• WHAT TO DO: Transcribe the material word for word, but without the images.
┌────────
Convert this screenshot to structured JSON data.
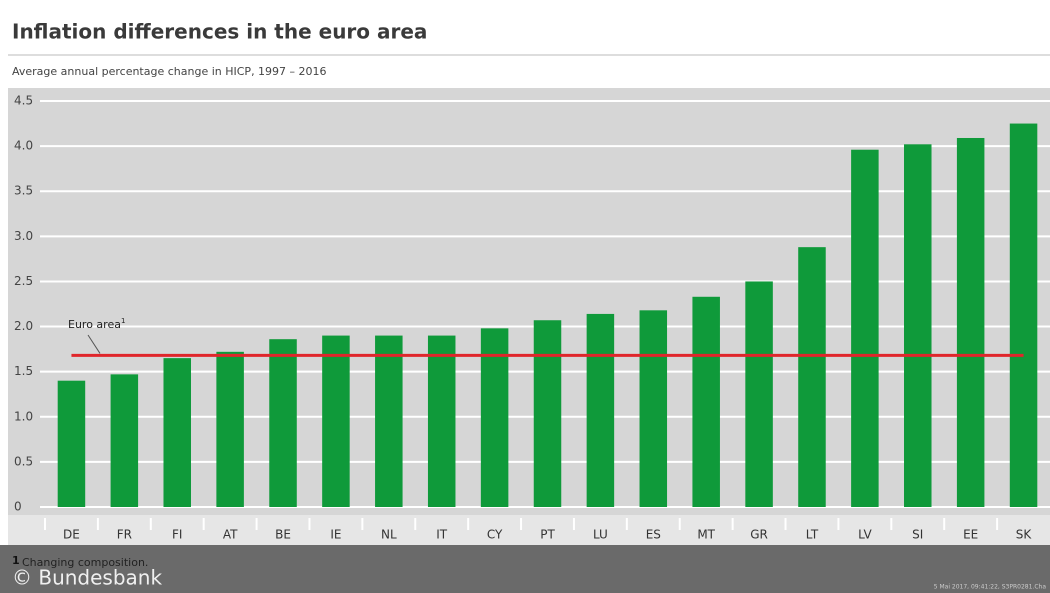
{
  "chart_data": {
    "type": "bar",
    "title": "Inflation differences in the euro area",
    "subtitle": "Average annual percentage change in HICP, 1997 – 2016",
    "categories": [
      "DE",
      "FR",
      "FI",
      "AT",
      "BE",
      "IE",
      "NL",
      "IT",
      "CY",
      "PT",
      "LU",
      "ES",
      "MT",
      "GR",
      "LT",
      "LV",
      "SI",
      "EE",
      "SK"
    ],
    "values": [
      1.4,
      1.47,
      1.65,
      1.72,
      1.86,
      1.9,
      1.9,
      1.9,
      1.98,
      2.07,
      2.14,
      2.18,
      2.33,
      2.5,
      2.88,
      3.96,
      4.02,
      4.09,
      4.25
    ],
    "color": "#0f9a3a",
    "ylim": [
      0,
      4.5
    ],
    "yticks": [
      0,
      0.5,
      {
        "value": 1,
        "label": "1.0"
      },
      1.5,
      {
        "value": 2,
        "label": "2.0"
      },
      2.5,
      {
        "value": 3,
        "label": "3.0"
      },
      3.5,
      {
        "value": 4,
        "label": "4.0"
      },
      4.5
    ],
    "grid": true,
    "reference_line": {
      "label": "Euro area",
      "footnote_mark": "1",
      "value": 1.68,
      "color": "#e0262b"
    },
    "footnote": {
      "mark": "1",
      "text": "Changing composition."
    },
    "watermark": "© Bundesbank",
    "stamp": "5 Mai 2017, 09:41:22, S3PR0281.Cha"
  }
}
└────────
• SOLUTION TO THE PROBLEM:
Convert this screenshot to structured JSON data.
{
  "chart_data": {
    "type": "bar",
    "title": "Inflation differences in the euro area",
    "subtitle": "Average annual percentage change in HICP, 1997 – 2016",
    "categories": [
      "DE",
      "FR",
      "FI",
      "AT",
      "BE",
      "IE",
      "NL",
      "IT",
      "CY",
      "PT",
      "LU",
      "ES",
      "MT",
      "GR",
      "LT",
      "LV",
      "SI",
      "EE",
      "SK"
    ],
    "values": [
      1.4,
      1.47,
      1.65,
      1.72,
      1.86,
      1.9,
      1.9,
      1.9,
      1.98,
      2.07,
      2.14,
      2.18,
      2.33,
      2.5,
      2.88,
      3.96,
      4.02,
      4.09,
      4.25
    ],
    "color": "#0f9a3a",
    "ylim": [
      0,
      4.5
    ],
    "yticks": [
      0,
      0.5,
      {
        "value": 1,
        "label": "1.0"
      },
      1.5,
      {
        "value": 2,
        "label": "2.0"
      },
      2.5,
      {
        "value": 3,
        "label": "3.0"
      },
      3.5,
      {
        "value": 4,
        "label": "4.0"
      },
      4.5
    ],
    "grid": true,
    "reference_line": {
      "label": "Euro area",
      "footnote_mark": "1",
      "value": 1.68,
      "color": "#e0262b"
    },
    "footnote": {
      "mark": "1",
      "text": "Changing composition."
    },
    "watermark": "© Bundesbank",
    "stamp": "5 Mai 2017, 09:41:22, S3PR0281.Cha"
  }
}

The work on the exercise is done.